## SUPPLIED PASSAGE

Elf, Female — age indeterminate — the Hasgrad estate and its approaches
Sunki manages the estate's security with a quietness that new visitors sometimes misread as absence. She is not absent. Her read on approaching strangers is the first thing Stodir asks for when an unfamiliar party arrives at the estate, and she has not been meaningfully wrong.
Key Locations
Seat of Power
- The Council Circle — The open-air circle adjacent to the central commons where the Council of Elders meets formally; the seating positions are fixed by tribal tradition and have not been renegotiated in living memory; the ground within the circle is considered neutral in all inter-tribal terms
- The Hasgrad Estate — On the Spirit Walker's bank; stone walls with Kiowa carving; the chief's administrative function and the family's residence occupy separate wings of the same compound
Houses of Worship
- The Telling Stone — On the eastern Kittatiny Hills; the Cheyana's carved record of Aysgarth's history; not a place of worship in the temple sense but treated as sacred by all five tribes
- The River Point — A specific Spirit Walker bank location where the ancestor tradition's most significant ceremonies are held; no permanent structure; the location is marked only by the absence of other structures around it
Inns & Taverns
- The Five Fires Inn — The largest accommodation in Aysgarth; named for the Council's five tribes; run by a Navara family that has been in the hospitality trade for three generations; the communal fire pit at the center of the main room is not metaphorical
- The Fording House — At the river crossing; smaller, older, used by traders and hunters who arrive outside the gathering seasons; the building has been repaired so many times that no original material remains
Shops & Services
- The Hunters' Stalls — The central market section where hunting goods are sold; the arrangement is tribal by convention; the competitive dynamics between the stalls are a regular source of the town's ambient entertainment
- The Beadwork Houses — Not a single location but a district; each tribal tradition has its own workshop cluster; commissions that cross tribal lines are negotiated through Elder Niyol as intermediary
- Aponi's Dispensary — On the Kittatiny Hill road; medicinal preparations for the town and for trade; open on a scheduled basis and will see urgent cases outside those hours
The Market
- The Gathering Market — The full market that operates during the three annual Gathering periods; the largest market in central Irna during these periods, drawing traders from as far as Adlington; outside the Gathering seasons, a smaller permanent market serves the daily needs of the permanent population
Other Points of Interest
- The Totem Pole District — The central commons and the approach roads, where the major poles stand; reading the poles requires tribal knowledge, but a guided tour by any of the Cheyana tribe's younger members is considered standard hospitality for significant visitors
- The Kittatiny Overlook — The highest accessible point in the hills; used for signal fires and for the views; the wildflower bloom in late spring is the most remarked-upon natural feature in the region
Secrets, Rumors & Hooks
- Elder Kohana has been comparing the Telling Stone records with the older totem poles in the commons and has found a discrepancy — an event that all the current tribal histories describe one way is recorded differently at the Stone. The discrepancy concerns the original territory boundaries, which have implications for the current rotation zones. He has been sitting with this information for two years.

## TASKS TO PERFORM
**A)** In the Aysgarth guide, restate the paragraph that opens with "Sunki manages the estate's security" in fewer words, keeping its main facts.
**B)** Carry the Aysgarth guide forward from its last entry, writing the next part in the same style.
This material comes from a separate source.

## Dataset entries

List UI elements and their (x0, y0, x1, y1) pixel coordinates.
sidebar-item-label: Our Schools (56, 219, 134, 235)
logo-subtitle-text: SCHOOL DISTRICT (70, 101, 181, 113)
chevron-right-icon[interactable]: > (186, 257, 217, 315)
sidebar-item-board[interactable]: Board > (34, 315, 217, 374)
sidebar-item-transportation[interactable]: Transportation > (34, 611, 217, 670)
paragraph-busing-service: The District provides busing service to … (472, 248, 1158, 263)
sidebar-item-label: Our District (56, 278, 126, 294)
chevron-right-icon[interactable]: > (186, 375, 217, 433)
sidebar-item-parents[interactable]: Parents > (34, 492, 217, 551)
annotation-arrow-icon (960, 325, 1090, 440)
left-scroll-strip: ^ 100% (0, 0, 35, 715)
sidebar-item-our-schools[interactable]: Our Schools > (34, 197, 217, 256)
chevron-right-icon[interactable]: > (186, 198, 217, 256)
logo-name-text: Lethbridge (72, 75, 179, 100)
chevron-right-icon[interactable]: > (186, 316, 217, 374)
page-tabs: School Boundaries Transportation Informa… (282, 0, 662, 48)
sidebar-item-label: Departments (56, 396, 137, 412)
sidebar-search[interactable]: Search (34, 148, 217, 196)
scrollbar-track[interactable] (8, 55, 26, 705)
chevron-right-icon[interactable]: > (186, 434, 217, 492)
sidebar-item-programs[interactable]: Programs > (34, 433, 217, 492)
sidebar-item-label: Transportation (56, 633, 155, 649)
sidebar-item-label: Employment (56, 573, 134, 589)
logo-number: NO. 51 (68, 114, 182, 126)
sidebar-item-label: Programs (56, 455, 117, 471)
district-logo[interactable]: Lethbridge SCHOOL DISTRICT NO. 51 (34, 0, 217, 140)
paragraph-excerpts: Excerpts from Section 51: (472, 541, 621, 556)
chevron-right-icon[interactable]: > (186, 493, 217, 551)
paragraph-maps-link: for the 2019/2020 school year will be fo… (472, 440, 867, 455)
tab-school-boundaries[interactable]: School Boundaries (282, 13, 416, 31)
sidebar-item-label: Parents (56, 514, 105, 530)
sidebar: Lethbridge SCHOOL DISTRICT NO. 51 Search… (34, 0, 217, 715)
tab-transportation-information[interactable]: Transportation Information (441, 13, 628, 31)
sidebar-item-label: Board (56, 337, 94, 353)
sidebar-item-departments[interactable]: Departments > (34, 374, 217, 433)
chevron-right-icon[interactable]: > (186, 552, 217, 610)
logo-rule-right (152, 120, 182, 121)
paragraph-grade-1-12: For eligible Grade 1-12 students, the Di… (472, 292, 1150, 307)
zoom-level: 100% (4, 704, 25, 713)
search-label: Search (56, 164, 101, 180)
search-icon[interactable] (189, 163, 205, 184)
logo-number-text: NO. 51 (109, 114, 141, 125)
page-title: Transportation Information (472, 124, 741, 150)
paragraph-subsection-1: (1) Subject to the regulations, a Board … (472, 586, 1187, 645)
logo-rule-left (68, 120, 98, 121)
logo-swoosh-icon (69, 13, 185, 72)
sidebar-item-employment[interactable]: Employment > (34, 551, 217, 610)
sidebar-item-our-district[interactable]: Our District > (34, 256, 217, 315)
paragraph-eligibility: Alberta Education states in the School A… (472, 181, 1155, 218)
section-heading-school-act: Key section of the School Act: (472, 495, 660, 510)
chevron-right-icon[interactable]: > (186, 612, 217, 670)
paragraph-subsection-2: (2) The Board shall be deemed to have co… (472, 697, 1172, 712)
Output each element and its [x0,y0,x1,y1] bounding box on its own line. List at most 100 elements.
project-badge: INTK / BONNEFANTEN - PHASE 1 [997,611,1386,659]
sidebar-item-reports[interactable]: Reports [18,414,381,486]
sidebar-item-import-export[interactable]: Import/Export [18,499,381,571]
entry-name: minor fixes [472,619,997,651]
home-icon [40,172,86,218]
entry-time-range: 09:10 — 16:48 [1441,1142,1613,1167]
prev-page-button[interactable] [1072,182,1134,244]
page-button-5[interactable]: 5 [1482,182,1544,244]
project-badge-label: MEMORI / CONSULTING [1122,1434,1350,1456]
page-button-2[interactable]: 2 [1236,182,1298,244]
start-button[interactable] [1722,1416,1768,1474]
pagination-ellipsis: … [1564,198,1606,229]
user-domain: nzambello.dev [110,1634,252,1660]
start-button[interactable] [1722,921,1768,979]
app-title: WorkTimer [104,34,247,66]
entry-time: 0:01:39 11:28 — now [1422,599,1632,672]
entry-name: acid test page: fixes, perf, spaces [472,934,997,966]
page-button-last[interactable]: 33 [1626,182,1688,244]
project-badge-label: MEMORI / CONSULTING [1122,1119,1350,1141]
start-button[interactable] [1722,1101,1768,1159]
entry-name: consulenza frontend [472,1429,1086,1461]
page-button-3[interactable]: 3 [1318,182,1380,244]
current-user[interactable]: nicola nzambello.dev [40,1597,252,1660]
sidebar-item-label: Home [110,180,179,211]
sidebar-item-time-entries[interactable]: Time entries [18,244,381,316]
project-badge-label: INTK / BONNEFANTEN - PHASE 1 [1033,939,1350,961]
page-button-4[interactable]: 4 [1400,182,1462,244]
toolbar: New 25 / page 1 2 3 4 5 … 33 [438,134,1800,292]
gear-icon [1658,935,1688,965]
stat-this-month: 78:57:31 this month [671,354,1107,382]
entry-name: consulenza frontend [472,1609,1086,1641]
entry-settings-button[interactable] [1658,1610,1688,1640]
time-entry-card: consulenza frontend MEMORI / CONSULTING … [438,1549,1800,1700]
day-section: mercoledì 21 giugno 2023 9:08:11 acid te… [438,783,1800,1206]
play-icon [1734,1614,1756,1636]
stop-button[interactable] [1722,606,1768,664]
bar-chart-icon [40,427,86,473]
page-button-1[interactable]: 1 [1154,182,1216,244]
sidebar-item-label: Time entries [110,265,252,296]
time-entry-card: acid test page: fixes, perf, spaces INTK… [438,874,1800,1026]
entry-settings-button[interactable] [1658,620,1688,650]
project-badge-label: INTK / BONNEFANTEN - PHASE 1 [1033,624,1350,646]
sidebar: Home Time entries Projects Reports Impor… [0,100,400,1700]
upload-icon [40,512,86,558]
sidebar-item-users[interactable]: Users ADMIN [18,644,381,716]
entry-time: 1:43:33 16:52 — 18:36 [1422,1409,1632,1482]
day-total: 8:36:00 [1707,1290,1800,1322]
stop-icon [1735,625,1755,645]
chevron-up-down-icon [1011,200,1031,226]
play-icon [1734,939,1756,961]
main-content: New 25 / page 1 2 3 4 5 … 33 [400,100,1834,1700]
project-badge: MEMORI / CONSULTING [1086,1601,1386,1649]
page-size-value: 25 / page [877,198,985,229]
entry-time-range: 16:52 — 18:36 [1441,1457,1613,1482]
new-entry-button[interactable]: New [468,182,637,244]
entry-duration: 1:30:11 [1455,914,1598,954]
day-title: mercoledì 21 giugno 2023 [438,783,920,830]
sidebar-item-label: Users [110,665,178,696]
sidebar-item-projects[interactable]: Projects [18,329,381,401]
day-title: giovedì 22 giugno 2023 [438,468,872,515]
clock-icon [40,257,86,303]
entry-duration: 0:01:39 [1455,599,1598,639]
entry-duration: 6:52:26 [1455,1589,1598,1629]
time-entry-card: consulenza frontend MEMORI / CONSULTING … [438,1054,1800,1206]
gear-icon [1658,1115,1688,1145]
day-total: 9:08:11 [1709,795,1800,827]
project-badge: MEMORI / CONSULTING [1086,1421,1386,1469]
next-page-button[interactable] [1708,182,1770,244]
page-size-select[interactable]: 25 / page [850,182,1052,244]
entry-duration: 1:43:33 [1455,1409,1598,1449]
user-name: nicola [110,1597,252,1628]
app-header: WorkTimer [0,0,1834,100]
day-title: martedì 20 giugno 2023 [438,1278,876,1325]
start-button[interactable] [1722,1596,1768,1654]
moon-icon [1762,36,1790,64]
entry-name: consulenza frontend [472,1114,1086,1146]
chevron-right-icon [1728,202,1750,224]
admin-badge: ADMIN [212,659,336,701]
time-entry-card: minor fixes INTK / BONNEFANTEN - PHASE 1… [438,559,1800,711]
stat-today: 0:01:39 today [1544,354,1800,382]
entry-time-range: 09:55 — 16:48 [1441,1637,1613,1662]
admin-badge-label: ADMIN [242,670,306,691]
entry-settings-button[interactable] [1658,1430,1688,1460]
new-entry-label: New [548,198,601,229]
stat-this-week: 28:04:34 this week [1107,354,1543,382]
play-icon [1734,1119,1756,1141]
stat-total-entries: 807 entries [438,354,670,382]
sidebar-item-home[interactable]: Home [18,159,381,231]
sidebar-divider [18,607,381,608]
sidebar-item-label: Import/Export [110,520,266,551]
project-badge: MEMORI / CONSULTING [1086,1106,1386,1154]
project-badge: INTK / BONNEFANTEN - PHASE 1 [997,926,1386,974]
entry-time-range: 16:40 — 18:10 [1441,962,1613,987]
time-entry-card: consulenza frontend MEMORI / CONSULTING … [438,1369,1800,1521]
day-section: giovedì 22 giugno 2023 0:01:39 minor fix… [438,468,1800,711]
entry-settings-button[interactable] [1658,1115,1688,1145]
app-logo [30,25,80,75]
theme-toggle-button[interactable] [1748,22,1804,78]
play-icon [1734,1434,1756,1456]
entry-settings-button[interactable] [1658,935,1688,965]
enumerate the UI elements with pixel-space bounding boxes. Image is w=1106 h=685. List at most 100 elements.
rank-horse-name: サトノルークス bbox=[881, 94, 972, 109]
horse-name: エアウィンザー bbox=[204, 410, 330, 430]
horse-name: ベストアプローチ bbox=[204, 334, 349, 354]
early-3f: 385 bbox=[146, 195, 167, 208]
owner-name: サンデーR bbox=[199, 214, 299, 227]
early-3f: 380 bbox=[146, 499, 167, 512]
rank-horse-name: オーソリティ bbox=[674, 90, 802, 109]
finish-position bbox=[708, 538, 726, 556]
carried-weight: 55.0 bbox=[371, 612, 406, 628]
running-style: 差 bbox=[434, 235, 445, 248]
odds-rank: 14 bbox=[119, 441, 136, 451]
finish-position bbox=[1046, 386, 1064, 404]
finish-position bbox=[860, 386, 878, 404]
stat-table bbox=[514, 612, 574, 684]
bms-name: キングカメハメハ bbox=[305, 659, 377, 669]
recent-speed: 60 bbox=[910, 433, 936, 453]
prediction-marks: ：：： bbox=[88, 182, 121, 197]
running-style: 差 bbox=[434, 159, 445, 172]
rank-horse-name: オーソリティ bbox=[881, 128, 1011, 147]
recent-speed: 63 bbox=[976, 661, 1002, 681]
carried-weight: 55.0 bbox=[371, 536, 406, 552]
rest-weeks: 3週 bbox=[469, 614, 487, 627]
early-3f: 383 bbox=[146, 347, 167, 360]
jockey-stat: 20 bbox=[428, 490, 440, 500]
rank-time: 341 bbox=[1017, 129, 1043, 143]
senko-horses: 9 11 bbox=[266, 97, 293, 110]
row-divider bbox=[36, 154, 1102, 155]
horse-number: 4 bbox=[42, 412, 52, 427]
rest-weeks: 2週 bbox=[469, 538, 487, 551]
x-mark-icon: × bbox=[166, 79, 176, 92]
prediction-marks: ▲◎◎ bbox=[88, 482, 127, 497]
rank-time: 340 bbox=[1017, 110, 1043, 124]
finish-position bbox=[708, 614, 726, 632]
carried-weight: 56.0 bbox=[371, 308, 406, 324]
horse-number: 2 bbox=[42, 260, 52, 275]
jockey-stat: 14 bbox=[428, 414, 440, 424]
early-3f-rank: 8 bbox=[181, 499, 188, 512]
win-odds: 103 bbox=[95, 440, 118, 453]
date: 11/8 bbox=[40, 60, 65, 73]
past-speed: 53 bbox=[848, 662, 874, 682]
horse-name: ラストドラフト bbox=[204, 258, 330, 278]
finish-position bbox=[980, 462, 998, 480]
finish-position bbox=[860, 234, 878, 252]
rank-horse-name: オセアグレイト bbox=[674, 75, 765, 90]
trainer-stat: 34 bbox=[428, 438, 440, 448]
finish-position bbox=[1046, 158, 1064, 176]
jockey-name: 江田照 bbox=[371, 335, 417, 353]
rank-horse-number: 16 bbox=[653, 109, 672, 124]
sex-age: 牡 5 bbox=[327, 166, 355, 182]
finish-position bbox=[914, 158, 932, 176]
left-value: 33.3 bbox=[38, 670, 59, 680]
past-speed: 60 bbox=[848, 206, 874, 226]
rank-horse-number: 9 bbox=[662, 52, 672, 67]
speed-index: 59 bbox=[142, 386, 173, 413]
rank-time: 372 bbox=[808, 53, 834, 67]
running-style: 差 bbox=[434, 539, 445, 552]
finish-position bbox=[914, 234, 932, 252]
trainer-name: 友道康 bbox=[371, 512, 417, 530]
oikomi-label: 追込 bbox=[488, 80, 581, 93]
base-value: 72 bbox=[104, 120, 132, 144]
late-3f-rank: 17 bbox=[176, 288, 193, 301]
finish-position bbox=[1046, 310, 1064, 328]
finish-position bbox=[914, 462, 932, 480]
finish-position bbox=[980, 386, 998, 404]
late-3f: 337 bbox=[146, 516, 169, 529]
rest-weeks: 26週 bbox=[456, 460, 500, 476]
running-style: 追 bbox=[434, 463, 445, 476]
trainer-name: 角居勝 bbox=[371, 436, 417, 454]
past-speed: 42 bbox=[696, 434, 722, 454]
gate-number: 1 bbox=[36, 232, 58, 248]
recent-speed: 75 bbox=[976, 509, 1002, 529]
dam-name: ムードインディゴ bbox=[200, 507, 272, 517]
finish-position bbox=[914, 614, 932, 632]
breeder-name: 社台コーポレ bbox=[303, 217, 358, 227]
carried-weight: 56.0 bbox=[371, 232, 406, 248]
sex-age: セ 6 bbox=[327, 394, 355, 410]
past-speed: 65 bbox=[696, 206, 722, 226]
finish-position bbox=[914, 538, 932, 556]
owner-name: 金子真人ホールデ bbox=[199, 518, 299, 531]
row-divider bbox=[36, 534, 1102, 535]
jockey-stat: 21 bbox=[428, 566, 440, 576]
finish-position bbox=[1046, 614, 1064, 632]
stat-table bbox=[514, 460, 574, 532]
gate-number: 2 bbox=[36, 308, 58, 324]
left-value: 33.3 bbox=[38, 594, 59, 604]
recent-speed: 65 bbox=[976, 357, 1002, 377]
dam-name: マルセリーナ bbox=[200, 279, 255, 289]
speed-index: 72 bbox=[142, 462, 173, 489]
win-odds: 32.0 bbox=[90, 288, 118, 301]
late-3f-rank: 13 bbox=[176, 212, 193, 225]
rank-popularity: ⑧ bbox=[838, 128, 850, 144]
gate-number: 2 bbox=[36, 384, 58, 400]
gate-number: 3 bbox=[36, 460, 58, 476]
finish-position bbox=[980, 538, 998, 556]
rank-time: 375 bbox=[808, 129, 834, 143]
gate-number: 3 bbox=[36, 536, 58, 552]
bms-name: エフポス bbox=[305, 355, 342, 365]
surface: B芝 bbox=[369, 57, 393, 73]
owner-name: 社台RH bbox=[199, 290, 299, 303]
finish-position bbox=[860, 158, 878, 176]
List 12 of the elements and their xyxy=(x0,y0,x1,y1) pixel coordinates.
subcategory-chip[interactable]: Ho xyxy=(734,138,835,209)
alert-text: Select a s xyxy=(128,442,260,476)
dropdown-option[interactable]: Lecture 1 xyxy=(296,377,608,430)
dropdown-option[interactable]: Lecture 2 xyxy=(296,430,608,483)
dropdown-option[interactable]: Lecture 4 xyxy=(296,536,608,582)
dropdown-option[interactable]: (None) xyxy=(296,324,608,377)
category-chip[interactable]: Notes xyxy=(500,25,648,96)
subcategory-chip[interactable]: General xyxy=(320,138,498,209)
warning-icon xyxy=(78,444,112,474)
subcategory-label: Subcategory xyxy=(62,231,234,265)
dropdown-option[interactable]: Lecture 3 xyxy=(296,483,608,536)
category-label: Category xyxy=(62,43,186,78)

## ANSWER SET
**A)** Sunki runs security at the Hasgrad estate so quietly that newcomers sometimes think she isn't there. When an unfamiliar party arrives, Stodir first asks for her read on them, and she has not been meaningfully wrong.

**B)**
- Lelani Hasgrad's knowledge of the southern hunting ranges includes a specific valley that she has never included in the rotation records. She has reasons that she has not explained to Stodir. He has noticed the omission and has not asked.
- The Kittatiny Hills have a specific location — known to Elder Aponi and the Yuchi healers and to no one else — where a plant grows that does not match anything in the documented flora of central Irna. The preparations made from it are not in the trade inventory and are not offered to outsiders. The Yuchi have been growing this particular knowledge quietly for a long time.
- Three of the young hunters who have been wintering in Adlington have not come back for the last Gathering. Stodir knows where they are. Elder Takoda knows that Stodir knows and has not yet asked what the chief intends to do about it.